Written request.
Reproduce the entries word for word, and omit any picture you find in them.

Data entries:
________________________________________
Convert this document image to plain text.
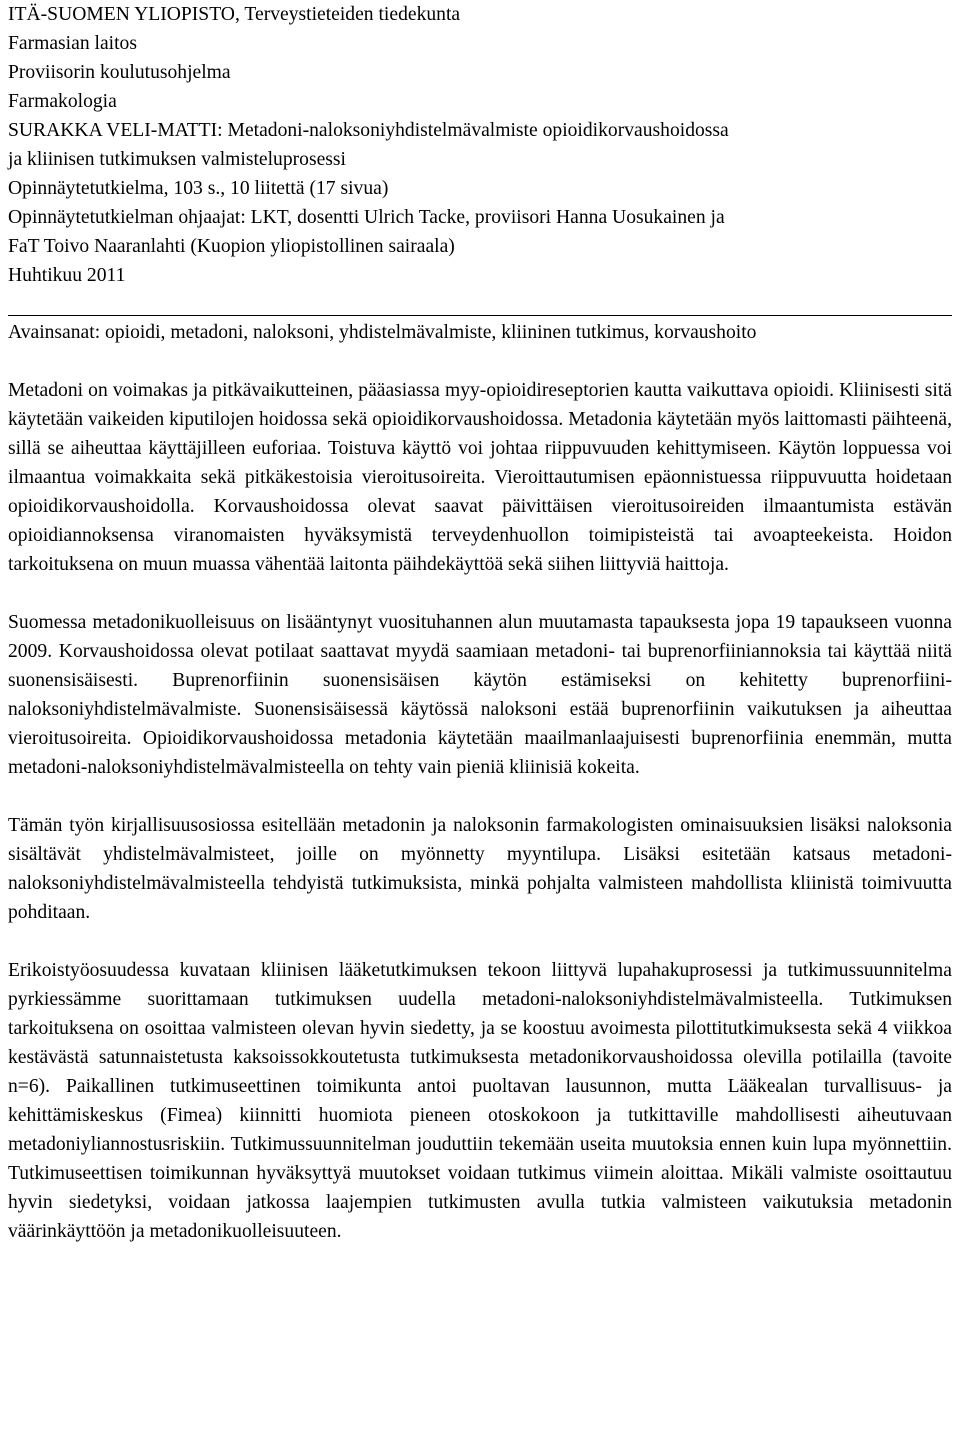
ITÄ-SUOMEN YLIOPISTO, Terveystieteiden tiedekunta
Farmasian laitos
Proviisorin koulutusohjelma
Farmakologia
SURAKKA VELI-MATTI: Metadoni-naloksoniyhdistelmävalmiste opioidikorvaushoidossa
ja kliinisen tutkimuksen valmisteluprosessi
Opinnäytetutkielma, 103 s., 10 liitettä (17 sivua)
Opinnäytetutkielman ohjaajat: LKT, dosentti Ulrich Tacke, proviisori Hanna Uosukainen ja
FaT Toivo Naaranlahti (Kuopion yliopistollinen sairaala)
Huhtikuu 2011
Avainsanat: opioidi, metadoni, naloksoni, yhdistelmävalmiste, kliininen tutkimus, korvaushoito

Metadoni on voimakas ja pitkävaikutteinen, pääasiassa myy-opioidireseptorien kautta vaikuttava opioidi. Kliinisesti sitä käytetään vaikeiden kiputilojen hoidossa sekä opioidikorvaushoidossa. Metadonia käytetään myös laittomasti päihteenä, sillä se aiheuttaa käyttäjilleen euforiaa. Toistuva käyttö voi johtaa riippuvuuden kehittymiseen. Käytön loppuessa voi ilmaantua voimakkaita sekä pitkäkestoisia vieroitusoireita. Vieroittautumisen epäonnistuessa riippuvuutta hoidetaan opioidikorvaushoidolla. Korvaushoidossa olevat saavat päivittäisen vieroitusoireiden ilmaantumista estävän opioidiannoksensa viranomaisten hyväksymistä terveydenhuollon toimipisteistä tai avoapteekeista. Hoidon tarkoituksena on muun muassa vähentää laitonta päihdekäyttöä sekä siihen liittyviä haittoja.

Suomessa metadonikuolleisuus on lisääntynyt vuosituhannen alun muutamasta tapauksesta jopa 19 tapaukseen vuonna 2009. Korvaushoidossa olevat potilaat saattavat myydä saamiaan metadoni- tai buprenorfiiniannoksia tai käyttää niitä suonensisäisesti. Buprenorfiinin suonensisäisen käytön estämiseksi on kehitetty buprenorfiini-naloksoniyhdistelmävalmiste. Suonensisäisessä käytössä naloksoni estää buprenorfiinin vaikutuksen ja aiheuttaa vieroitusoireita. Opioidikorvaushoidossa metadonia käytetään maailmanlaajuisesti buprenorfiinia enemmän, mutta metadoni-naloksoniyhdistelmävalmisteella on tehty vain pieniä kliinisiä kokeita.

Tämän työn kirjallisuusosiossa esitellään metadonin ja naloksonin farmakologisten ominaisuuksien lisäksi naloksonia sisältävät yhdistelmävalmisteet, joille on myönnetty myyntilupa. Lisäksi esitetään katsaus metadoni-naloksoniyhdistelmävalmisteella tehdyistä tutkimuksista, minkä pohjalta valmisteen mahdollista kliinistä toimivuutta pohditaan.

Erikoistyöosuudessa kuvataan kliinisen lääketutkimuksen tekoon liittyvä lupahakuprosessi ja tutkimussuunnitelma pyrkiessämme suorittamaan tutkimuksen uudella metadoni-naloksoniyhdistelmävalmisteella. Tutkimuksen tarkoituksena on osoittaa valmisteen olevan hyvin siedetty, ja se koostuu avoimesta pilottitutkimuksesta sekä 4 viikkoa kestävästä satunnaistetusta kaksoissokkoutetusta tutkimuksesta metadonikorvaushoidossa olevilla potilailla (tavoite n=6). Paikallinen tutkimuseettinen toimikunta antoi puoltavan lausunnon, mutta Lääkealan turvallisuus- ja kehittämiskeskus (Fimea) kiinnitti huomiota pieneen otoskokoon ja tutkittaville mahdollisesti aiheutuvaan metadoniyliannostusriskiin. Tutkimussuunnitelman jouduttiin tekemään useita muutoksia ennen kuin lupa myönnettiin. Tutkimuseettisen toimikunnan hyväksyttyä muutokset voidaan tutkimus viimein aloittaa. Mikäli valmiste osoittautuu hyvin siedetyksi, voidaan jatkossa laajempien tutkimusten avulla tutkia valmisteen vaikutuksia metadonin väärinkäyttöön ja metadonikuolleisuuteen.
________________________________________
Output for this exercise.
Convert this document image to plain text.
ITÄ-SUOMEN YLIOPISTO, Terveystieteiden tiedekunta
Farmasian laitos
Proviisorin koulutusohjelma
Farmakologia
SURAKKA VELI-MATTI: Metadoni-naloksoniyhdistelmävalmiste opioidikorvaushoidossa
ja kliinisen tutkimuksen valmisteluprosessi
Opinnäytetutkielma, 103 s., 10 liitettä (17 sivua)
Opinnäytetutkielman ohjaajat: LKT, dosentti Ulrich Tacke, proviisori Hanna Uosukainen ja
FaT Toivo Naaranlahti (Kuopion yliopistollinen sairaala)
Huhtikuu 2011
Avainsanat: opioidi, metadoni, naloksoni, yhdistelmävalmiste, kliininen tutkimus, korvaushoito

Metadoni on voimakas ja pitkävaikutteinen, pääasiassa myy-opioidireseptorien kautta vaikuttava opioidi. Kliinisesti sitä käytetään vaikeiden kiputilojen hoidossa sekä opioidikorvaushoidossa. Metadonia käytetään myös laittomasti päihteenä, sillä se aiheuttaa käyttäjilleen euforiaa. Toistuva käyttö voi johtaa riippuvuuden kehittymiseen. Käytön loppuessa voi ilmaantua voimakkaita sekä pitkäkestoisia vieroitusoireita. Vieroittautumisen epäonnistuessa riippuvuutta hoidetaan opioidikorvaushoidolla. Korvaushoidossa olevat saavat päivittäisen vieroitusoireiden ilmaantumista estävän opioidiannoksensa viranomaisten hyväksymistä terveydenhuollon toimipisteistä tai avoapteekeista. Hoidon tarkoituksena on muun muassa vähentää laitonta päihdekäyttöä sekä siihen liittyviä haittoja.

Suomessa metadonikuolleisuus on lisääntynyt vuosituhannen alun muutamasta tapauksesta jopa 19 tapaukseen vuonna 2009. Korvaushoidossa olevat potilaat saattavat myydä saamiaan metadoni- tai buprenorfiiniannoksia tai käyttää niitä suonensisäisesti. Buprenorfiinin suonensisäisen käytön estämiseksi on kehitetty buprenorfiini-naloksoniyhdistelmävalmiste. Suonensisäisessä käytössä naloksoni estää buprenorfiinin vaikutuksen ja aiheuttaa vieroitusoireita. Opioidikorvaushoidossa metadonia käytetään maailmanlaajuisesti buprenorfiinia enemmän, mutta metadoni-naloksoniyhdistelmävalmisteella on tehty vain pieniä kliinisiä kokeita.

Tämän työn kirjallisuusosiossa esitellään metadonin ja naloksonin farmakologisten ominaisuuksien lisäksi naloksonia sisältävät yhdistelmävalmisteet, joille on myönnetty myyntilupa. Lisäksi esitetään katsaus metadoni-naloksoniyhdistelmävalmisteella tehdyistä tutkimuksista, minkä pohjalta valmisteen mahdollista kliinistä toimivuutta pohditaan.

Erikoistyöosuudessa kuvataan kliinisen lääketutkimuksen tekoon liittyvä lupahakuprosessi ja tutkimussuunnitelma pyrkiessämme suorittamaan tutkimuksen uudella metadoni-naloksoniyhdistelmävalmisteella. Tutkimuksen tarkoituksena on osoittaa valmisteen olevan hyvin siedetty, ja se koostuu avoimesta pilottitutkimuksesta sekä 4 viikkoa kestävästä satunnaistetusta kaksoissokkoutetusta tutkimuksesta metadonikorvaushoidossa olevilla potilailla (tavoite n=6). Paikallinen tutkimuseettinen toimikunta antoi puoltavan lausunnon, mutta Lääkealan turvallisuus- ja kehittämiskeskus (Fimea) kiinnitti huomiota pieneen otoskokoon ja tutkittaville mahdollisesti aiheutuvaan metadoniyliannostusriskiin. Tutkimussuunnitelman jouduttiin tekemään useita muutoksia ennen kuin lupa myönnettiin. Tutkimuseettisen toimikunnan hyväksyttyä muutokset voidaan tutkimus viimein aloittaa. Mikäli valmiste osoittautuu hyvin siedetyksi, voidaan jatkossa laajempien tutkimusten avulla tutkia valmisteen vaikutuksia metadonin väärinkäyttöön ja metadonikuolleisuuteen.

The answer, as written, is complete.